[START Source material]

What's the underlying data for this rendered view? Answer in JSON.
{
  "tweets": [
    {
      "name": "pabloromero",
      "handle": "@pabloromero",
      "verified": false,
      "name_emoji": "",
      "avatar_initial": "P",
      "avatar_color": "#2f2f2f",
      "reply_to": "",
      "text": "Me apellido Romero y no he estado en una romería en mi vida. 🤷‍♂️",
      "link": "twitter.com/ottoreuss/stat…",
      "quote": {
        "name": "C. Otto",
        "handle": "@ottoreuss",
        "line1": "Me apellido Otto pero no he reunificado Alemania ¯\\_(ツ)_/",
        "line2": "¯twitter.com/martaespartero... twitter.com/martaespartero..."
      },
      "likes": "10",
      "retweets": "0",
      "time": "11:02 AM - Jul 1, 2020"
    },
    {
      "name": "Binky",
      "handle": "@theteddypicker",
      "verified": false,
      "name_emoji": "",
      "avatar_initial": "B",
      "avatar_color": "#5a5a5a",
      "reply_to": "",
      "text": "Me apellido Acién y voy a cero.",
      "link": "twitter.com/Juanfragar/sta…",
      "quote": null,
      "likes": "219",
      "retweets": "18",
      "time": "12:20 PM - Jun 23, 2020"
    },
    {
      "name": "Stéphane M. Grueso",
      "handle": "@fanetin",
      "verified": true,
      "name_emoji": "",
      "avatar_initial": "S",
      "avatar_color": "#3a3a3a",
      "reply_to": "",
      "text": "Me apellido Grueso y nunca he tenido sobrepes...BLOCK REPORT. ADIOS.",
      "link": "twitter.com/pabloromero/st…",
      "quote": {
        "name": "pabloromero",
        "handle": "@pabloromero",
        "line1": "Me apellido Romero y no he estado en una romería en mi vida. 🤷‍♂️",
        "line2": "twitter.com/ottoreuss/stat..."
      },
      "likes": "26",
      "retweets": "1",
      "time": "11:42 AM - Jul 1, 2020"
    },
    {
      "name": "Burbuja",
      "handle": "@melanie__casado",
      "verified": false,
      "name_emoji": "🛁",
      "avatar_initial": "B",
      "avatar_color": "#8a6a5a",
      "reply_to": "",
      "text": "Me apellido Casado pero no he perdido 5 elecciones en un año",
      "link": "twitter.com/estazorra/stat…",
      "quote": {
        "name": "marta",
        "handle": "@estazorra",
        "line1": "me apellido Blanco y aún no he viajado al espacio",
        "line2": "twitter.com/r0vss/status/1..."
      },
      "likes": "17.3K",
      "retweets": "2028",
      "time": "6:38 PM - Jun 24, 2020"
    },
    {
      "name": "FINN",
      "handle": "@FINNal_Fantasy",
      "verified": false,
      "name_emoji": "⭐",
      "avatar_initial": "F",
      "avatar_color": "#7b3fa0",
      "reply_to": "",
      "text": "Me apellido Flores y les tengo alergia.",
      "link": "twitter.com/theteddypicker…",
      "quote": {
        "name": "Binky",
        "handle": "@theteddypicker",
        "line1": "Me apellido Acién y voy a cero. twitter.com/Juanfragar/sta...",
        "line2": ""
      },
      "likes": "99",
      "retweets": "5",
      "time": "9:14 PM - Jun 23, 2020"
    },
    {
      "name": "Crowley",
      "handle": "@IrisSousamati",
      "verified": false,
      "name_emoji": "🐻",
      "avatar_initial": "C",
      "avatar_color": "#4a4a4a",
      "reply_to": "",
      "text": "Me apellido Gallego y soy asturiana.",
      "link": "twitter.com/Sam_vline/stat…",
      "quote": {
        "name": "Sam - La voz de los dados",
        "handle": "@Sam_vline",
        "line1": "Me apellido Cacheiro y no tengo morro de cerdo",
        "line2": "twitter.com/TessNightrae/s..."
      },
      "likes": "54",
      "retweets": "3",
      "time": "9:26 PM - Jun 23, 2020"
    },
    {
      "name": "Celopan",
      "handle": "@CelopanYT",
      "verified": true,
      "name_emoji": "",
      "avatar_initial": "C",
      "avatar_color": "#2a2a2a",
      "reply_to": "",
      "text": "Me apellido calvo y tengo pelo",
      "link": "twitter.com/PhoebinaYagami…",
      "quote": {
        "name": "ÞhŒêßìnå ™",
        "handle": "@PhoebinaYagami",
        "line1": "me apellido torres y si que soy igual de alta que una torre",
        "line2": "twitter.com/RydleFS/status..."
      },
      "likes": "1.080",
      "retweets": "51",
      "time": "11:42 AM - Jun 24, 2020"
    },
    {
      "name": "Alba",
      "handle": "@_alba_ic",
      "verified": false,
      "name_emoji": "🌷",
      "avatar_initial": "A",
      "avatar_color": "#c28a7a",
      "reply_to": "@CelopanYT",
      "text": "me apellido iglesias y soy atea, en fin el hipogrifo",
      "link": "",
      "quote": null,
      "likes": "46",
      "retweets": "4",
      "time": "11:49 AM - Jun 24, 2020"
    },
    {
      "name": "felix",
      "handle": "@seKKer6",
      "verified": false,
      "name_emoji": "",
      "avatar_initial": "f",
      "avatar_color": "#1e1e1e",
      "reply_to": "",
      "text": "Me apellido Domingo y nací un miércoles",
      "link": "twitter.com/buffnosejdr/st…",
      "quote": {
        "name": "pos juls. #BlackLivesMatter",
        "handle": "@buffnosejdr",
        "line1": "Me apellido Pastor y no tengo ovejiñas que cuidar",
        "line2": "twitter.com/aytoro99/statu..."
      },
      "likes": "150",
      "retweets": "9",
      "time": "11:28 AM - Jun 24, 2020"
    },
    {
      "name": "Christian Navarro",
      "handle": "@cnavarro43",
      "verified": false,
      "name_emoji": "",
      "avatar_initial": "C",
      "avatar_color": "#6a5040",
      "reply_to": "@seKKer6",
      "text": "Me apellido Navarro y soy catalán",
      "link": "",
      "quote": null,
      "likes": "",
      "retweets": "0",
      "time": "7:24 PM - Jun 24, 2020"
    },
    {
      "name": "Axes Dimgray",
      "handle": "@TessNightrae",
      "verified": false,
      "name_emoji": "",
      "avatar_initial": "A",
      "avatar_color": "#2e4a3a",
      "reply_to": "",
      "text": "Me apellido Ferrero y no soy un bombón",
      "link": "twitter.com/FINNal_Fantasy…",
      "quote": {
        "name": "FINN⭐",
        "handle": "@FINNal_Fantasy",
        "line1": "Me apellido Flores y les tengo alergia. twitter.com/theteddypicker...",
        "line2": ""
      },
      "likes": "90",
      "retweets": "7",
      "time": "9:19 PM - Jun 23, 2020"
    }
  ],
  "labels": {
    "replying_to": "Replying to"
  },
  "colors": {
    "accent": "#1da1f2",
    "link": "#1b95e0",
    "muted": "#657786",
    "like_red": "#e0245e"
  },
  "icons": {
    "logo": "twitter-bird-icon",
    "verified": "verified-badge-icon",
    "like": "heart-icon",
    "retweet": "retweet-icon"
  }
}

[END Source material]

> Work to complete
List every line above that holds the word "time".

> Final result
      "time": "11:02 AM - Jul 1, 2020"
      "time": "12:20 PM - Jun 23, 2020"
      "time": "11:42 AM - Jul 1, 2020"
      "time": "6:38 PM - Jun 24, 2020"
      "time": "9:14 PM - Jun 23, 2020"
      "time": "9:26 PM - Jun 23, 2020"
      "time": "11:42 AM - Jun 24, 2020"
      "time": "11:49 AM - Jun 24, 2020"
      "time": "11:28 AM - Jun 24, 2020"
      "time": "7:24 PM - Jun 24, 2020"
      "time": "9:19 PM - Jun 23, 2020"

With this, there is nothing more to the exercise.